■ STORED RECORDS ■
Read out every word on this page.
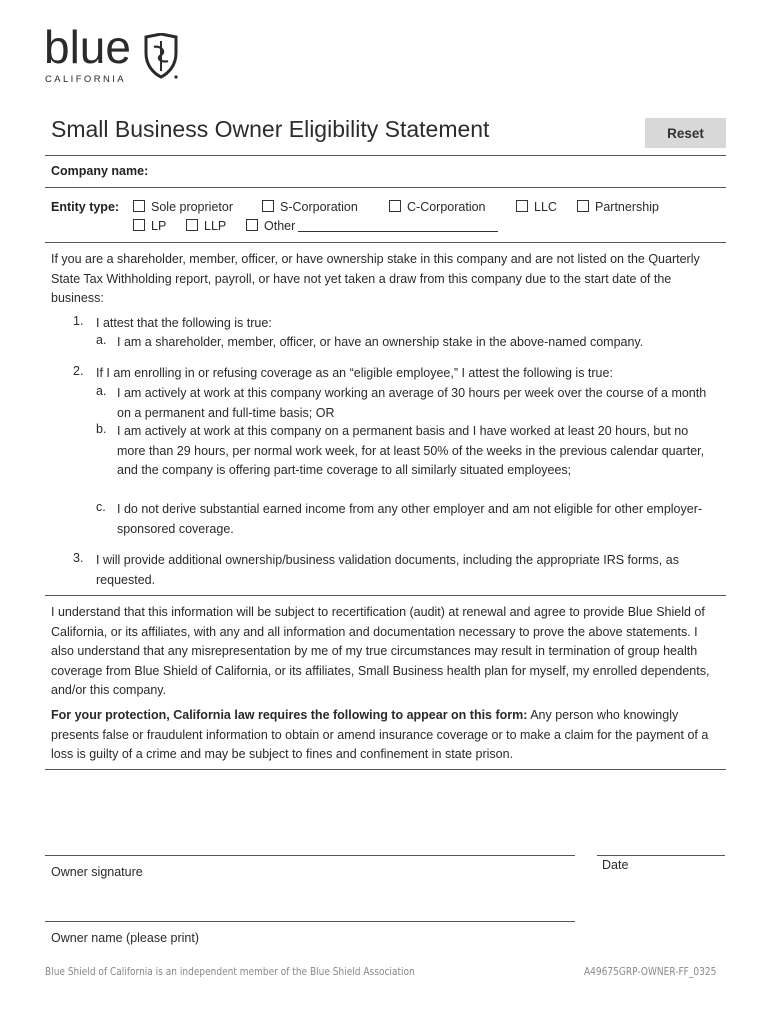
blue
CALIFORNIA
Small Business Owner Eligibility Statement	Reset
Company name:
Entity type:	Sole proprietor	S-Corporation	C-Corporation	LLC	Partnership
LP	LLP	Other
If you are a shareholder, member, officer, or have ownership stake in this company and are not listed on the Quarterly State Tax Withholding report, payroll, or have not yet taken a draw from this company due to the start date of the business:
1. I attest that the following is true:
a. I am a shareholder, member, officer, or have an ownership stake in the above-named company.
2. If I am enrolling in or refusing coverage as an “eligible employee,” I attest the following is true:
a. I am actively at work at this company working an average of 30 hours per week over the course of a month on a permanent and full-time basis; OR
b. I am actively at work at this company on a permanent basis and I have worked at least 20 hours, but no more than 29 hours, per normal work week, for at least 50% of the weeks in the previous calendar quarter, and the company is offering part-time coverage to all similarly situated employees;
c. I do not derive substantial earned income from any other employer and am not eligible for other employer-sponsored coverage.
3. I will provide additional ownership/business validation documents, including the appropriate IRS forms, as requested.
I understand that this information will be subject to recertification (audit) at renewal and agree to provide Blue Shield of California, or its affiliates, with any and all information and documentation necessary to prove the above statements. I also understand that any misrepresentation by me of my true circumstances may result in termination of group health coverage from Blue Shield of California, or its affiliates, Small Business health plan for myself, my enrolled dependents, and/or this company.
For your protection, California law requires the following to appear on this form: Any person who knowingly presents false or fraudulent information to obtain or amend insurance coverage or to make a claim for the payment of a loss is guilty of a crime and may be subject to fines and confinement in state prison.
Owner signature	Date
Owner name (please print)
Blue Shield of California is an independent member of the Blue Shield Association	A49675GRP-OWNER-FF_0325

■ EXERCISE PROMPT ■
Copy the data exactly. Any picture it contains is to be omitted.

■ PROBLEM SOLUTION ■
Read out every word on this page.
blue
CALIFORNIA
Small Business Owner Eligibility Statement	Reset
Company name:
Entity type:	Sole proprietor	S-Corporation	C-Corporation	LLC	Partnership
LP	LLP	Other
If you are a shareholder, member, officer, or have ownership stake in this company and are not listed on the Quarterly State Tax Withholding report, payroll, or have not yet taken a draw from this company due to the start date of the business:
1. I attest that the following is true:
a. I am a shareholder, member, officer, or have an ownership stake in the above-named company.
2. If I am enrolling in or refusing coverage as an “eligible employee,” I attest the following is true:
a. I am actively at work at this company working an average of 30 hours per week over the course of a month on a permanent and full-time basis; OR
b. I am actively at work at this company on a permanent basis and I have worked at least 20 hours, but no more than 29 hours, per normal work week, for at least 50% of the weeks in the previous calendar quarter, and the company is offering part-time coverage to all similarly situated employees;
c. I do not derive substantial earned income from any other employer and am not eligible for other employer-sponsored coverage.
3. I will provide additional ownership/business validation documents, including the appropriate IRS forms, as requested.
I understand that this information will be subject to recertification (audit) at renewal and agree to provide Blue Shield of California, or its affiliates, with any and all information and documentation necessary to prove the above statements. I also understand that any misrepresentation by me of my true circumstances may result in termination of group health coverage from Blue Shield of California, or its affiliates, Small Business health plan for myself, my enrolled dependents, and/or this company.
For your protection, California law requires the following to appear on this form: Any person who knowingly presents false or fraudulent information to obtain or amend insurance coverage or to make a claim for the payment of a loss is guilty of a crime and may be subject to fines and confinement in state prison.
Owner signature	Date
Owner name (please print)
Blue Shield of California is an independent member of the Blue Shield Association	A49675GRP-OWNER-FF_0325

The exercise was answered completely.